**STATED TASK:**
Each line that holds the word "this" should be returned.

**GIVEN DATA:**
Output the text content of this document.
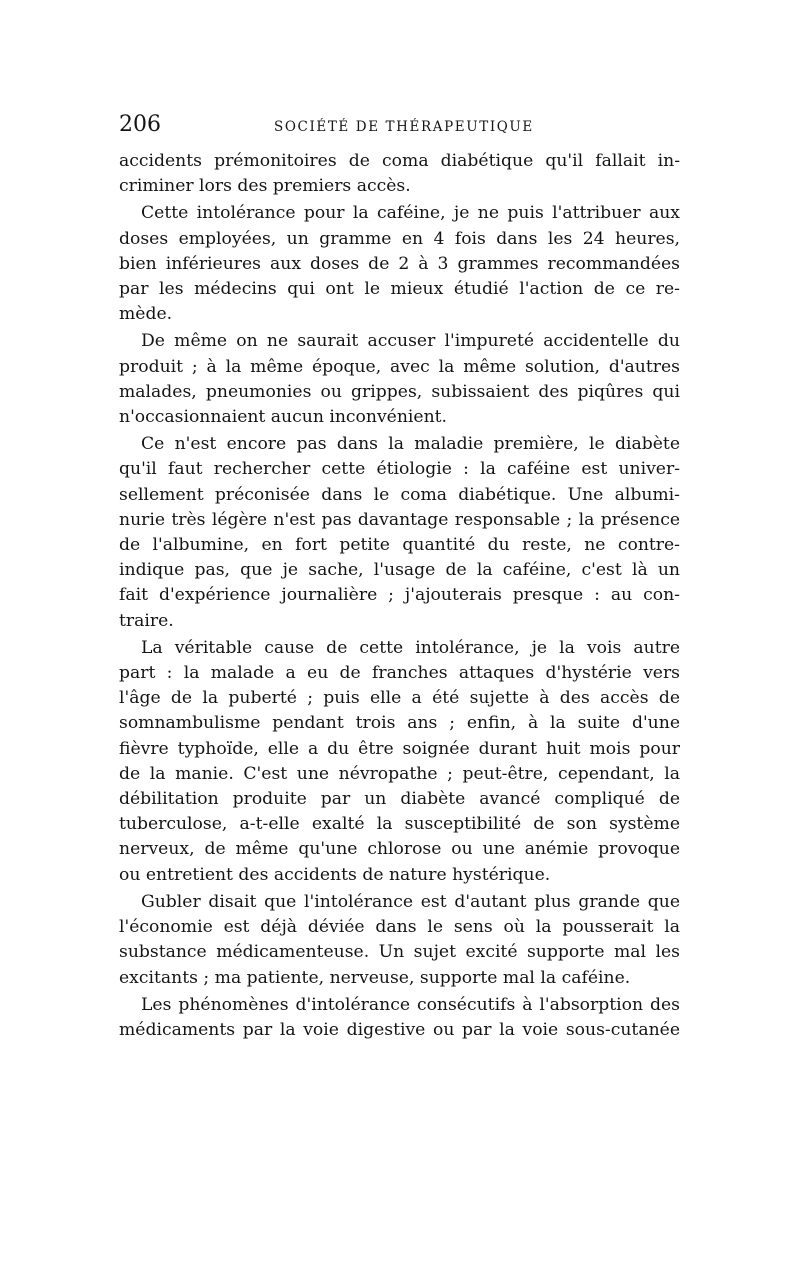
206	SOCIÉTÉ DE THÉRAPEUTIQUE

accidents prémonitoires de coma diabétique qu'il fallait in-
criminer lors des premiers accès.

Cette intolérance pour la caféine, je ne puis l'attribuer aux
doses employées, un gramme en 4 fois dans les 24 heures,
bien inférieures aux doses de 2 à 3 grammes recommandées
par les médecins qui ont le mieux étudié l'action de ce re-
mède.

De même on ne saurait accuser l'impureté accidentelle du
produit ; à la même époque, avec la même solution, d'autres
malades, pneumonies ou grippes, subissaient des piqûres qui
n'occasionnaient aucun inconvénient.

Ce n'est encore pas dans la maladie première, le diabète
qu'il faut rechercher cette étiologie : la caféine est univer-
sellement préconisée dans le coma diabétique. Une albumi-
nurie très légère n'est pas davantage responsable ; la présence
de l'albumine, en fort petite quantité du reste, ne contre-
indique pas, que je sache, l'usage de la caféine, c'est là un
fait d'expérience journalière ; j'ajouterais presque : au con-
traire.

La véritable cause de cette intolérance, je la vois autre
part : la malade a eu de franches attaques d'hystérie vers
l'âge de la puberté ; puis elle a été sujette à des accès de
somnambulisme pendant trois ans ; enfin, à la suite d'une
fièvre typhoïde, elle a du être soignée durant huit mois pour
de la manie. C'est une névropathe ; peut-être, cependant, la
débilitation produite par un diabète avancé compliqué de
tuberculose, a-t-elle exalté la susceptibilité de son système
nerveux, de même qu'une chlorose ou une anémie provoque
ou entretient des accidents de nature hystérique.

Gubler disait que l'intolérance est d'autant plus grande que
l'économie est déjà déviée dans le sens où la pousserait la
substance médicamenteuse. Un sujet excité supporte mal les
excitants ; ma patiente, nerveuse, supporte mal la caféine.

Les phénomènes d'intolérance consécutifs à l'absorption des
médicaments par la voie digestive ou par la voie sous-cutanée
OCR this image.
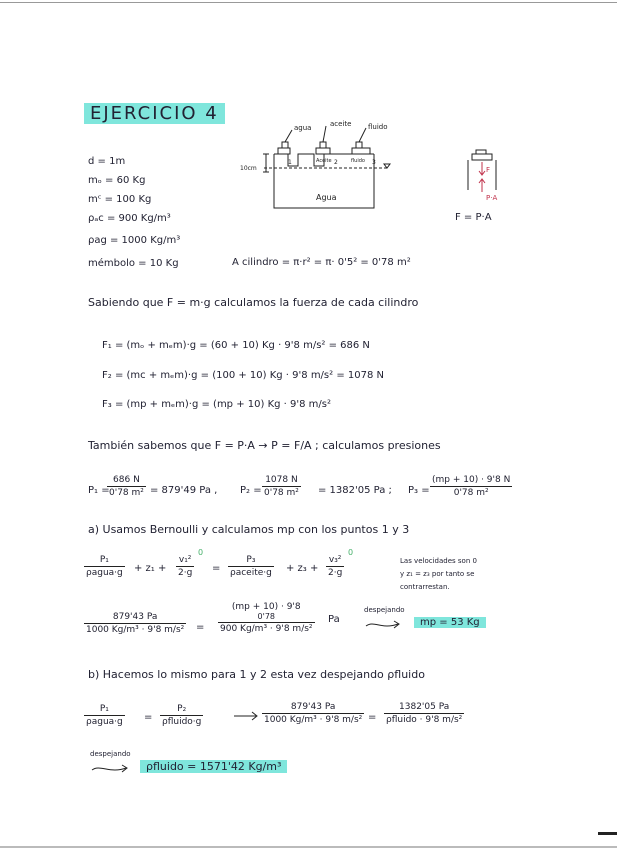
EJERCICIO 4
d = 1m
mₒ = 60 Kg
mᶜ = 100 Kg
ρₐc = 900 Kg/m³
ρag = 1000 Kg/m³
mémbolo = 10 Kg
agua	aceite fluido
Aceite	fluido
1	2	3
10cm
Agua
F
P·A
F = P·A
A cilindro = π·r² = π· 0'5² = 0'78 m²
Sabiendo que F = m·g calculamos la fuerza de cada cilindro
F₁ = (mₒ + mₑm)·g = (60 + 10) Kg · 9'8 m/s² = 686 N
F₂ = (mc + mₑm)·g = (100 + 10) Kg · 9'8 m/s² = 1078 N
F₃ = (mp + mₑm)·g = (mp + 10) Kg · 9'8 m/s²
También sabemos que F = P·A → P = F/A ; calculamos presiones
P₁ =
686 N
0'78 m² = 879'49 Pa , P₂ =
1078 N
0'78 m² = 1382'05 Pa ; P₃ =
(mp + 10) · 9'8 N
0'78 m²
a) Usamos Bernoulli y calculamos mp con los puntos 1 y 3
P₁
ρagua·g + z₁ +
v₁²
2·g
0
=
P₃
ρaceite·g + z₃ +
v₃²
2·g
0
Las velocidades son 0
y z₁ = z₃ por tanto se
contrarrestan.
879'43 Pa
1000 Kg/m³ · 9'8 m/s² =
(mp + 10) · 9'8
0'78
900 Kg/m³ · 9'8 m/s²
Pa
despejando
mp = 53 Kg
b) Hacemos lo mismo para 1 y 2 esta vez despejando ρfluido
P₁
ρagua·g =
P₂
ρfluido·g
879'43 Pa
1000 Kg/m³ · 9'8 m/s² =
1382'05 Pa
ρfluido · 9'8 m/s²
despejando
ρfluido = 1571'42 Kg/m³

**ANSWER:**
Output the text content of this document.
OCR this image.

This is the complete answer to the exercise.